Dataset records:

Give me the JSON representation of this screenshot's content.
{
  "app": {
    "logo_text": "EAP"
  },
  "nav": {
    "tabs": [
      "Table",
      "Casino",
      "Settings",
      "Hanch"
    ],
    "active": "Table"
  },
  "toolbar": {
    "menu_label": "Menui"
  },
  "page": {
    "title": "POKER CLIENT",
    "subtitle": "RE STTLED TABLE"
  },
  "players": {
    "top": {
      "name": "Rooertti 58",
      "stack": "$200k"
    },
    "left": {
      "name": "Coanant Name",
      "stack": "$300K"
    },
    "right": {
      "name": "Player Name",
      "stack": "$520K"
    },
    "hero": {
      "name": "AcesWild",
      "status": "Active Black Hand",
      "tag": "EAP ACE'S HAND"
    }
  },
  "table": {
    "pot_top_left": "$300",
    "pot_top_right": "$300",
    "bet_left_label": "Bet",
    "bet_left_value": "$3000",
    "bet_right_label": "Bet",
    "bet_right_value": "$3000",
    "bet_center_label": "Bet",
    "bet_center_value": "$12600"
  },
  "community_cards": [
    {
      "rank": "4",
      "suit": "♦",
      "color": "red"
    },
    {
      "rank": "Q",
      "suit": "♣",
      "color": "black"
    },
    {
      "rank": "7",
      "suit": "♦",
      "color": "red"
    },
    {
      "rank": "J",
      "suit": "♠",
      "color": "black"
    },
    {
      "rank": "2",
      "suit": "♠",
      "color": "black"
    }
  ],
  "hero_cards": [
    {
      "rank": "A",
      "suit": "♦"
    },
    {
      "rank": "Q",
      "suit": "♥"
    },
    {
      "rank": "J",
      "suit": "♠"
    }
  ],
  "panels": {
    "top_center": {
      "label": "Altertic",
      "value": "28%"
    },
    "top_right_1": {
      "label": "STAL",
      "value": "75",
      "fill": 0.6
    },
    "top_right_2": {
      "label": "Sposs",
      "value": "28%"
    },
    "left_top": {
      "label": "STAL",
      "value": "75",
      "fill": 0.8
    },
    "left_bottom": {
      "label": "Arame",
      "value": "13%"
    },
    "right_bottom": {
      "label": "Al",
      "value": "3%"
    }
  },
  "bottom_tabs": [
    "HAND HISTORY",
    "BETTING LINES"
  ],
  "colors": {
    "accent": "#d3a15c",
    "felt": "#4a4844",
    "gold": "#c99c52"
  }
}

* WHAT IS REQUIRED *
Each line of the listing above should be output exactly.

* RESPONSE *
Give me the JSON representation of this screenshot's content.
{
  "app": {
    "logo_text": "EAP"
  },
  "nav": {
    "tabs": [
      "Table",
      "Casino",
      "Settings",
      "Hanch"
    ],
    "active": "Table"
  },
  "toolbar": {
    "menu_label": "Menui"
  },
  "page": {
    "title": "POKER CLIENT",
    "subtitle": "RE STTLED TABLE"
  },
  "players": {
    "top": {
      "name": "Rooertti 58",
      "stack": "$200k"
    },
    "left": {
      "name": "Coanant Name",
      "stack": "$300K"
    },
    "right": {
      "name": "Player Name",
      "stack": "$520K"
    },
    "hero": {
      "name": "AcesWild",
      "status": "Active Black Hand",
      "tag": "EAP ACE'S HAND"
    }
  },
  "table": {
    "pot_top_left": "$300",
    "pot_top_right": "$300",
    "bet_left_label": "Bet",
    "bet_left_value": "$3000",
    "bet_right_label": "Bet",
    "bet_right_value": "$3000",
    "bet_center_label": "Bet",
    "bet_center_value": "$12600"
  },
  "community_cards": [
    {
      "rank": "4",
      "suit": "♦",
      "color": "red"
    },
    {
      "rank": "Q",
      "suit": "♣",
      "color": "black"
    },
    {
      "rank": "7",
      "suit": "♦",
      "color": "red"
    },
    {
      "rank": "J",
      "suit": "♠",
      "color": "black"
    },
    {
      "rank": "2",
      "suit": "♠",
      "color": "black"
    }
  ],
  "hero_cards": [
    {
      "rank": "A",
      "suit": "♦"
    },
    {
      "rank": "Q",
      "suit": "♥"
    },
    {
      "rank": "J",
      "suit": "♠"
    }
  ],
  "panels": {
    "top_center": {
      "label": "Altertic",
      "value": "28%"
    },
    "top_right_1": {
      "label": "STAL",
      "value": "75",
      "fill": 0.6
    },
    "top_right_2": {
      "label": "Sposs",
      "value": "28%"
    },
    "left_top": {
      "label": "STAL",
      "value": "75",
      "fill": 0.8
    },
    "left_bottom": {
      "label": "Arame",
      "value": "13%"
    },
    "right_bottom": {
      "label": "Al",
      "value": "3%"
    }
  },
  "bottom_tabs": [
    "HAND HISTORY",
    "BETTING LINES"
  ],
  "colors": {
    "accent": "#d3a15c",
    "felt": "#4a4844",
    "gold": "#c99c52"
  }
}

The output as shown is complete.